==== ARTICLE ====
Poetry Collections Transcript

When kids get to pick out the poetry that they like, as you can imagine, they’ll usually go for something funny or gross or outrageous–something that pushes the envelope and makes us squeamish adults squirm a little in our chairs. I’ll just mention three words and you’ll know exactly what I mean: “Great, Green Globs….” As you know from the rest of that piece of children’s folklore, it’s quite an effective demonstration of the power of alliteration.

There is a wonderful series of kid-selected books of verse that the poet, Bruce Lansky has been collecting for the past few years, with the help of classes of elementary school children who voted on the poems they liked best. Lansky has screened out some of the more egregious and off-color shockers that kids use all the time on the playground, so these books can make their appearance in polite company. The series began with Kids Pick the Funniest Poems, and Lansky has followed it with such sequels as A Bad Case of Giggles and Miles of Smiles--all from Meadowbrook Press.

There are poems about something that every elementary school kid dreams of–empowerment, like the kind that Bill Dodds writes about:
If I were ruler of the world
I’d make some changes fast.
I’d say, “The ruler’s always first:
His little brother’s last.”
====
EXERCISE OBJECTIVE -> Write out the stretch of the poetry collections transcript from "There is a wonderful" through "some changes fast.", word for word. You won't need the data to do this.
==== DATASET EXCERPT ====
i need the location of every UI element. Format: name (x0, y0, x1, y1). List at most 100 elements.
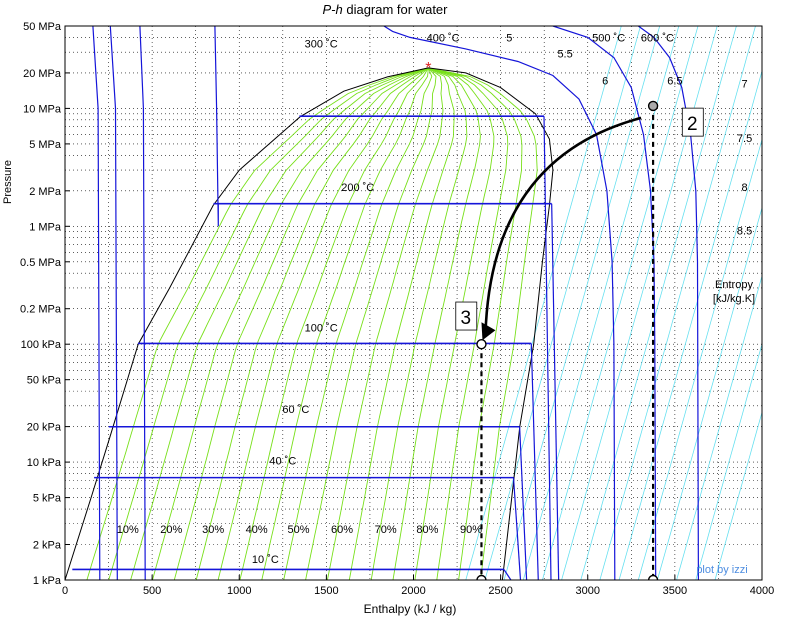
====
ANSWER TO THE EXERCISE ->
There is a wonderful series of kid-selected books of verse that the poet, Bruce Lansky has been collecting for the past few years, with the help of classes of elementary school children who voted on the poems they liked best. Lansky has screened out some of the more egregious and off-color shockers that kids use all the time on the playground, so these books can make their appearance in polite company. The series began with Kids Pick the Funniest Poems, and Lansky has followed it with such sequels as A Bad Case of Giggles and Miles of Smiles--all from Meadowbrook Press.

There are poems about something that every elementary school kid dreams of–empowerment, like the kind that Bill Dodds writes about:
If I were ruler of the world
I’d make some changes fast.